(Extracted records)
## start
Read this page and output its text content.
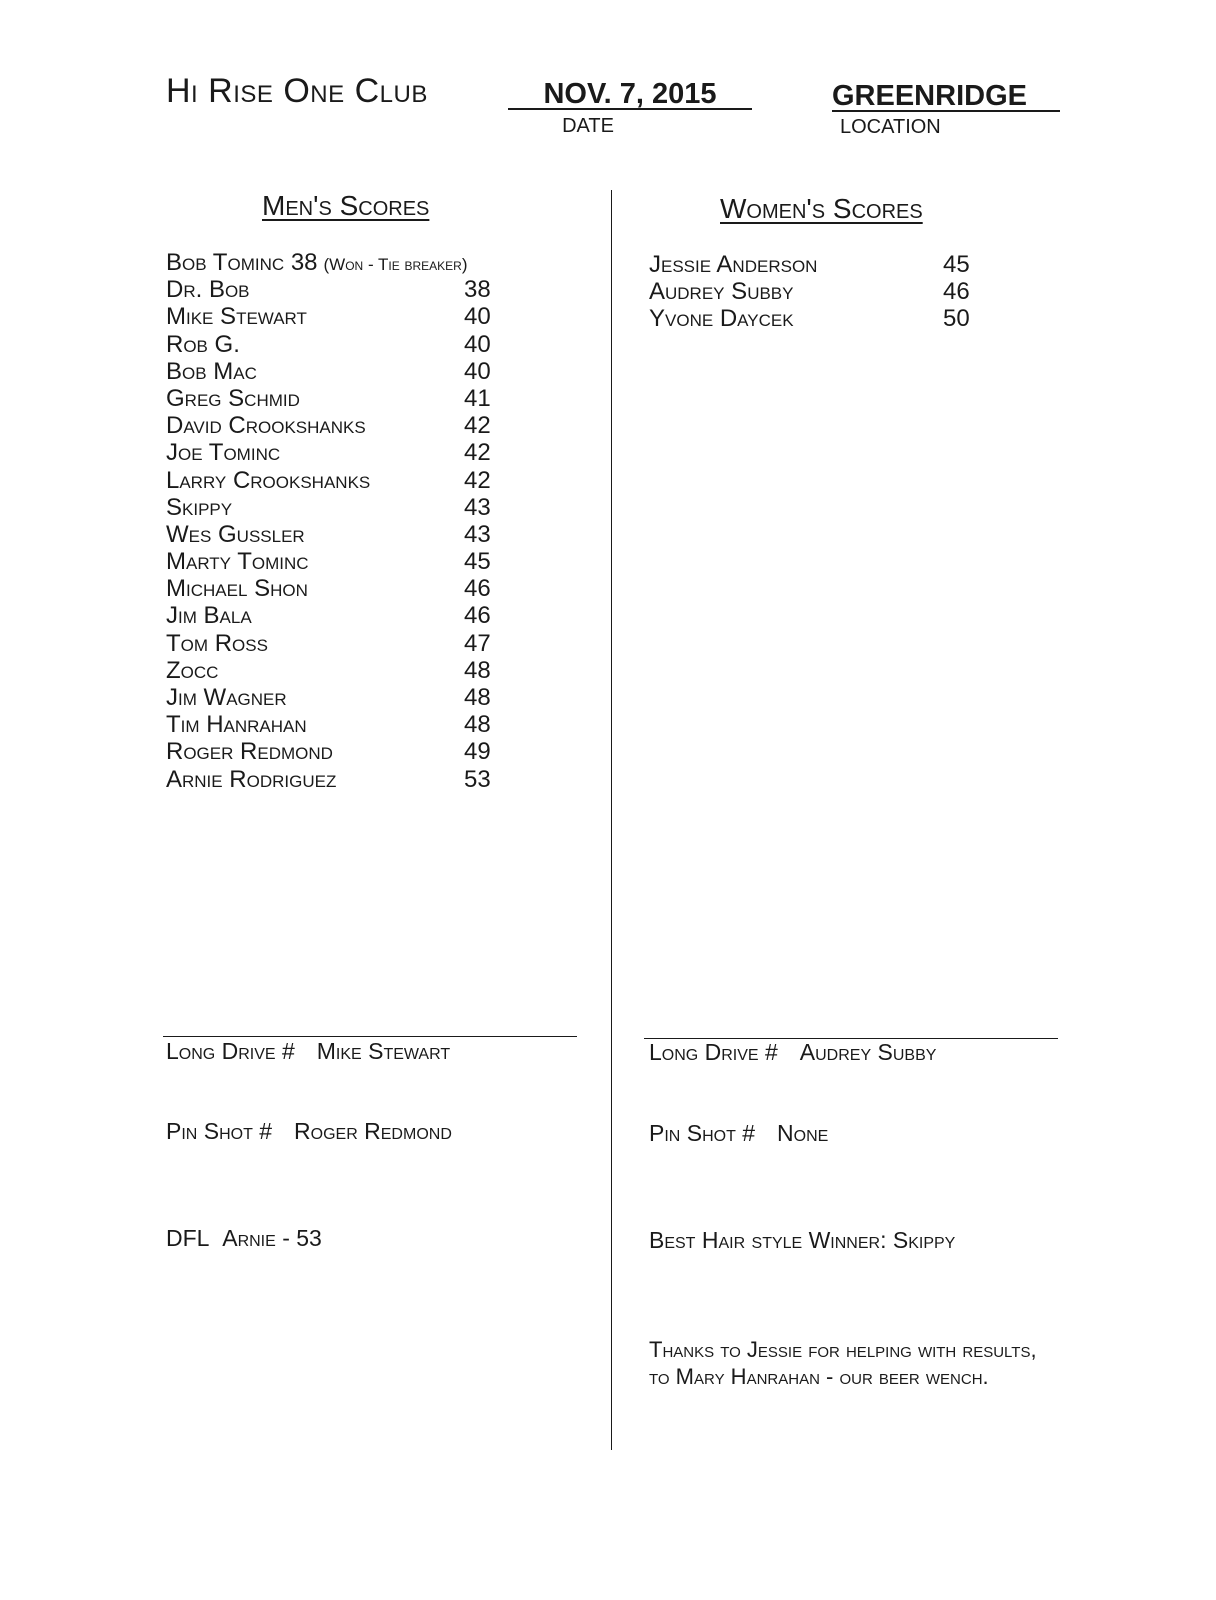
Hi Rise One Club	NOV. 7, 2015
DATE
GREENRIDGE
LOCATION
Men's Scores	Women's Scores
Bob Tominc 38 (Won - Tie breaker)
Dr. Bob	38
Mike Stewart	40
Rob G.	40
Bob Mac	40
Greg Schmid	41
David Crookshanks	42
Joe Tominc	42
Larry Crookshanks	42
Skippy	43
Wes Gussler	43
Marty Tominc	45
Michael Shon	46
Jim Bala	46
Tom Ross	47
Zocc	48
Jim Wagner	48
Tim Hanrahan	48
Roger Redmond	49
Arnie Rodriguez	53
Jessie Anderson	45
Audrey Subby	46
Yvone Daycek	50
Long Drive # Mike Stewart
Pin Shot # Roger Redmond
DFL Arnie - 53
Long Drive # Audrey Subby
Pin Shot # None
Best Hair style Winner: Skippy
Thanks to Jessie for helping with results, to Mary Hanrahan - our beer wench.
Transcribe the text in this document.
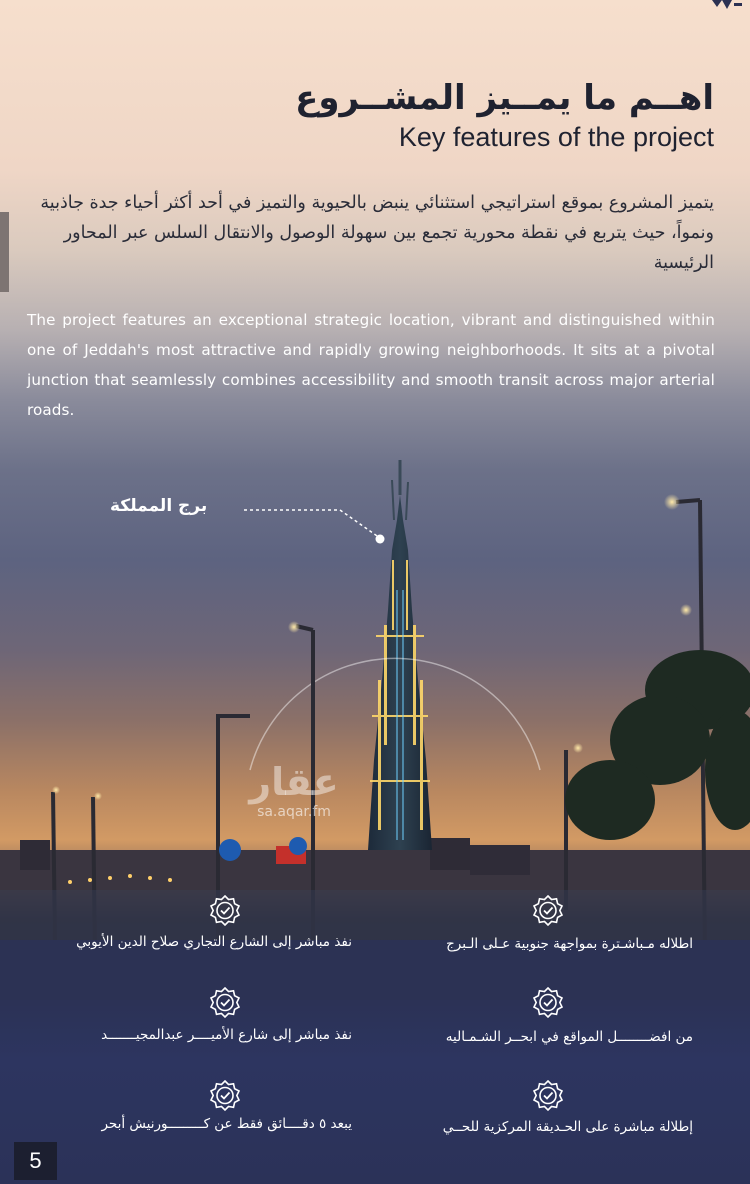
اهــم ما يمــيز المشــروع
Key features of the project
يتميز المشروع بموقع استراتيجي استثنائي ينبض بالحيوية والتميز في أحد أكثر أحياء جدة جاذبية ونمواً، حيث يتربع في نقطة محورية تجمع بين سهولة الوصول والانتقال السلس عبر المحاور الرئيسية
The project features an exceptional strategic location, vibrant and distinguished within one of Jeddah's most attractive and rapidly growing neighborhoods. It sits at a pivotal junction that seamlessly combines accessibility and smooth transit across major arterial roads.
برج المملكة
عقار
sa.aqar.fm
اطلاله مـباشـترة بمواجهة جنوبية عـلى الـبرج
نفذ مباشر إلى الشارع التجاري صلاح الدين الأيوبي
من افضــــــــل المواقع في ابحــر الشـمـاليه
نفذ مباشر إلى شارع الأميــــر عبدالمجيـــــــد
إطلالة مباشرة على الحـديقة المركزية للحــي
يبعد ٥ دقــــائق فقط عن كـــــــــورنيش أبحر
5
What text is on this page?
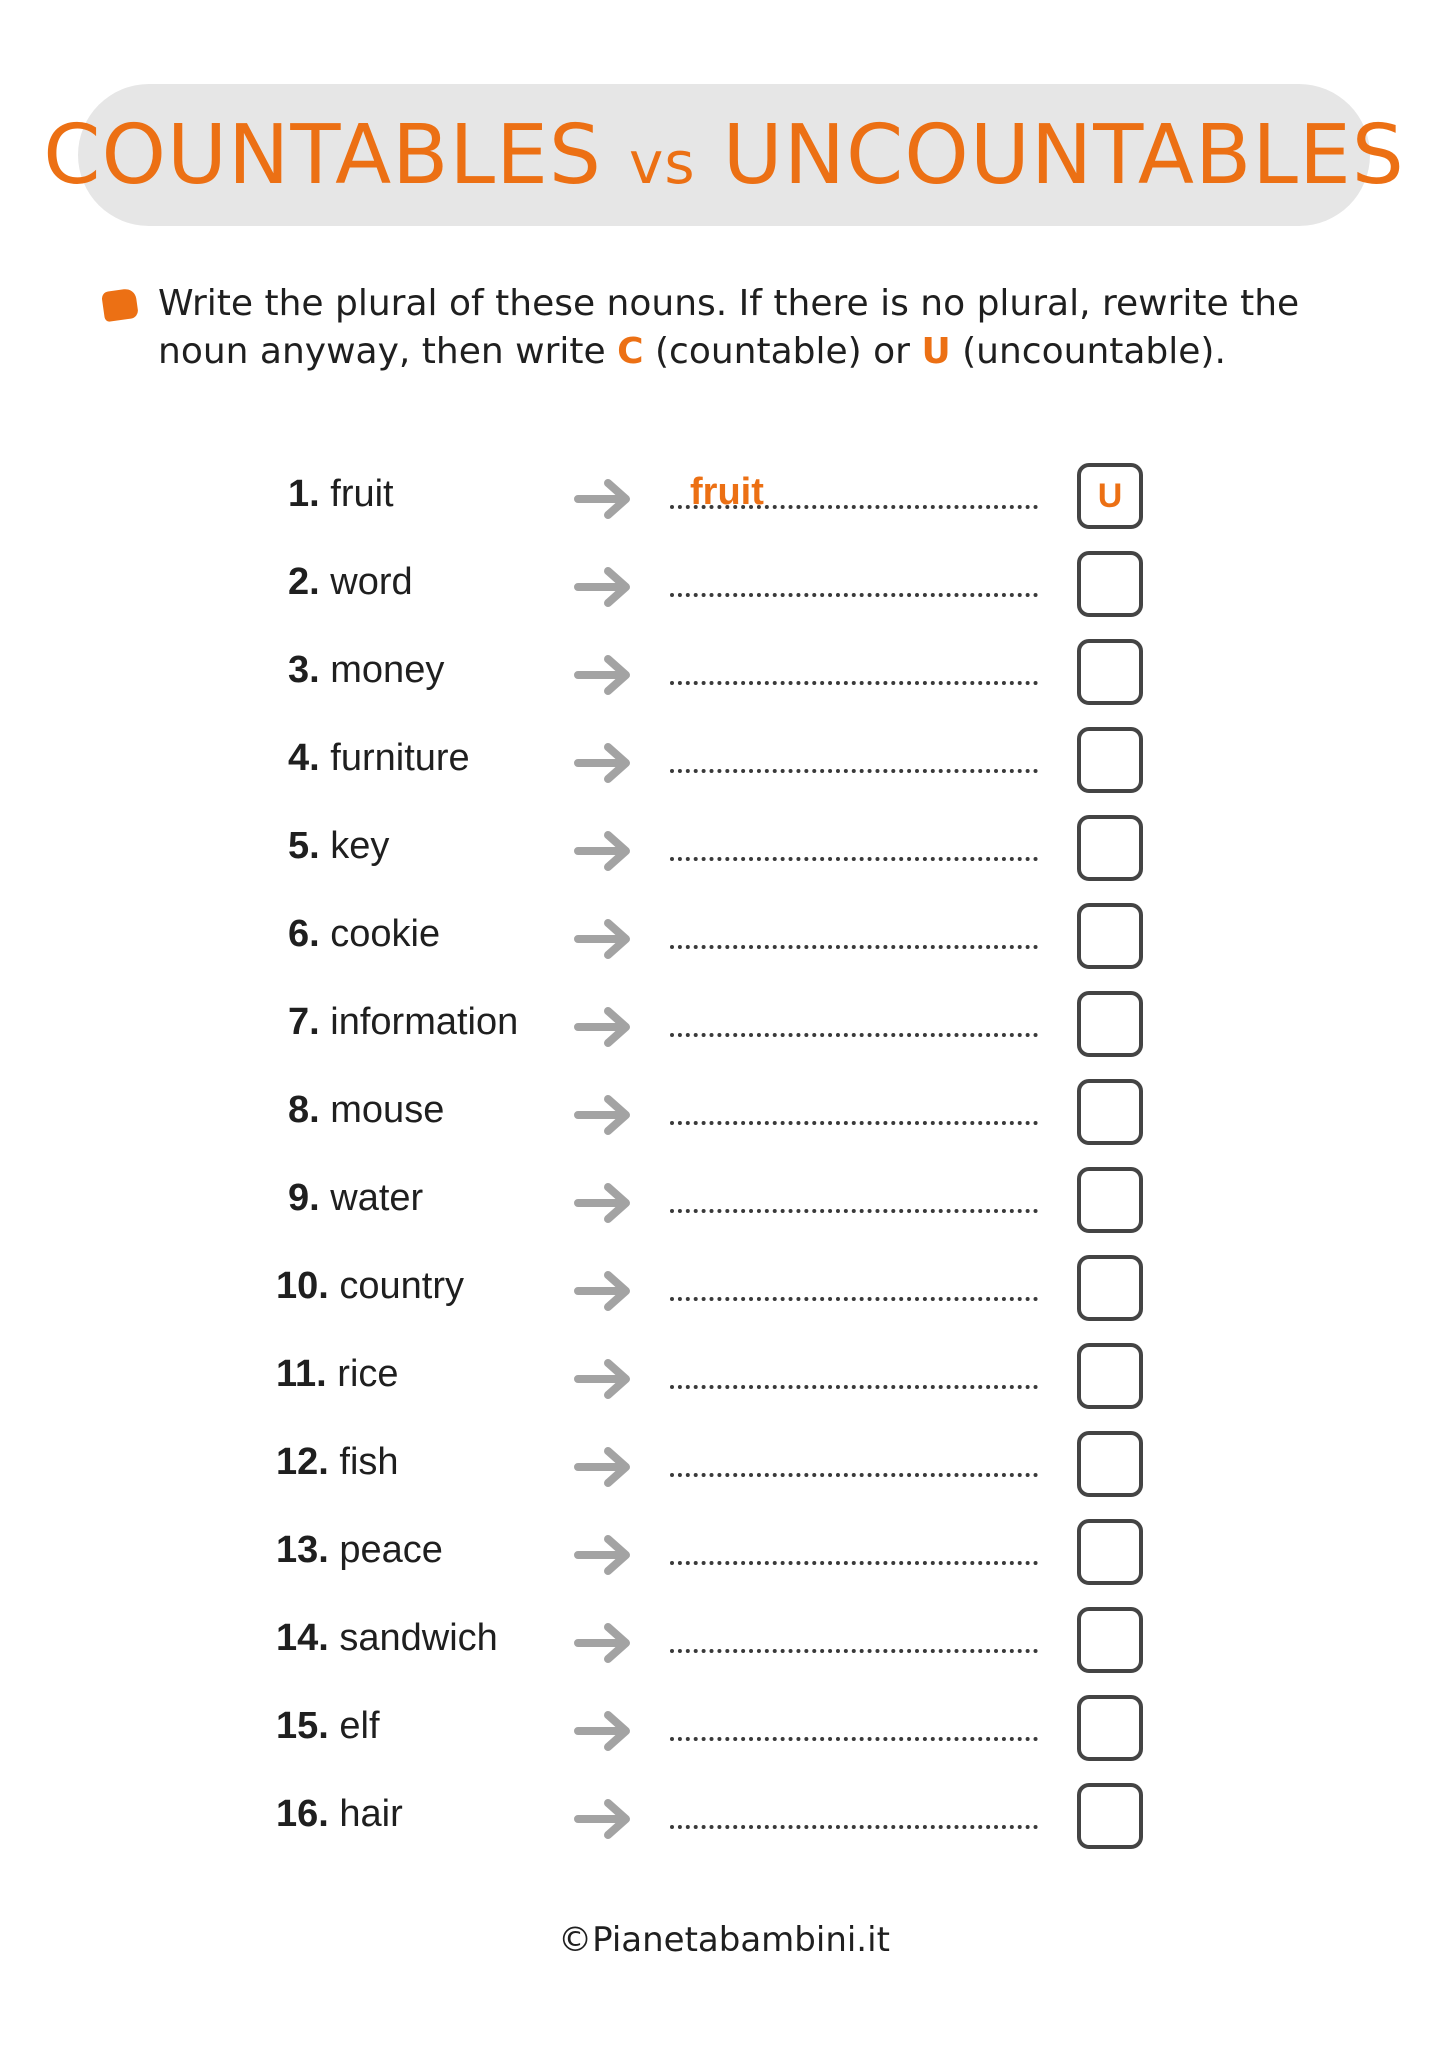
COUNTABLES vs UNCOUNTABLES
Write the plural of these nouns. If there is no plural, rewrite the noun anyway, then write C (countable) or U (uncountable).
1. fruit	fruit	U
2. word
3. money
4. furniture
5. key
6. cookie
7. information
8. mouse
9. water
10. country
11. rice
12. fish
13. peace
14. sandwich
15. elf
16. hair
©Pianetabambini.it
## end
• **EXERCISE REQUIREMENTS**: Print out the lines exactly, skipping any picture.

• **WRITTEN RESPONSE**:
Read this page and output its text content.
Hi Rise One Club	NOV. 7, 2015
DATE
GREENRIDGE
LOCATION
Men's Scores	Women's Scores
Bob Tominc 38 (Won - Tie breaker)
Dr. Bob	38
Mike Stewart	40
Rob G.	40
Bob Mac	40
Greg Schmid	41
David Crookshanks	42
Joe Tominc	42
Larry Crookshanks	42
Skippy	43
Wes Gussler	43
Marty Tominc	45
Michael Shon	46
Jim Bala	46
Tom Ross	47
Zocc	48
Jim Wagner	48
Tim Hanrahan	48
Roger Redmond	49
Arnie Rodriguez	53
Jessie Anderson	45
Audrey Subby	46
Yvone Daycek	50
Long Drive # Mike Stewart
Pin Shot # Roger Redmond
DFL Arnie - 53
Long Drive # Audrey Subby
Pin Shot # None
Best Hair style Winner: Skippy
Thanks to Jessie for helping with results, to Mary Hanrahan - our beer wench.
Transcribe the text in this document.
اهــم ما يمــيز المشــروع
Key features of the project
يتميز المشروع بموقع استراتيجي استثنائي ينبض بالحيوية والتميز في أحد أكثر أحياء جدة جاذبية ونمواً، حيث يتربع في نقطة محورية تجمع بين سهولة الوصول والانتقال السلس عبر المحاور الرئيسية
The project features an exceptional strategic location, vibrant and distinguished within one of Jeddah's most attractive and rapidly growing neighborhoods. It sits at a pivotal junction that seamlessly combines accessibility and smooth transit across major arterial roads.
برج المملكة
عقار
sa.aqar.fm
اطلاله مـباشـترة بمواجهة جنوبية عـلى الـبرج
نفذ مباشر إلى الشارع التجاري صلاح الدين الأيوبي
من افضــــــــل المواقع في ابحــر الشـمـاليه
نفذ مباشر إلى شارع الأميــــر عبدالمجيـــــــد
إطلالة مباشرة على الحـديقة المركزية للحــي
يبعد ٥ دقــــائق فقط عن كـــــــــورنيش أبحر
5
What text is on this page?
COUNTABLES vs UNCOUNTABLES
Write the plural of these nouns. If there is no plural, rewrite the noun anyway, then write C (countable) or U (uncountable).
1. fruit	fruit	U
2. word
3. money
4. furniture
5. key
6. cookie
7. information
8. mouse
9. water
10. country
11. rice
12. fish
13. peace
14. sandwich
15. elf
16. hair
©Pianetabambini.it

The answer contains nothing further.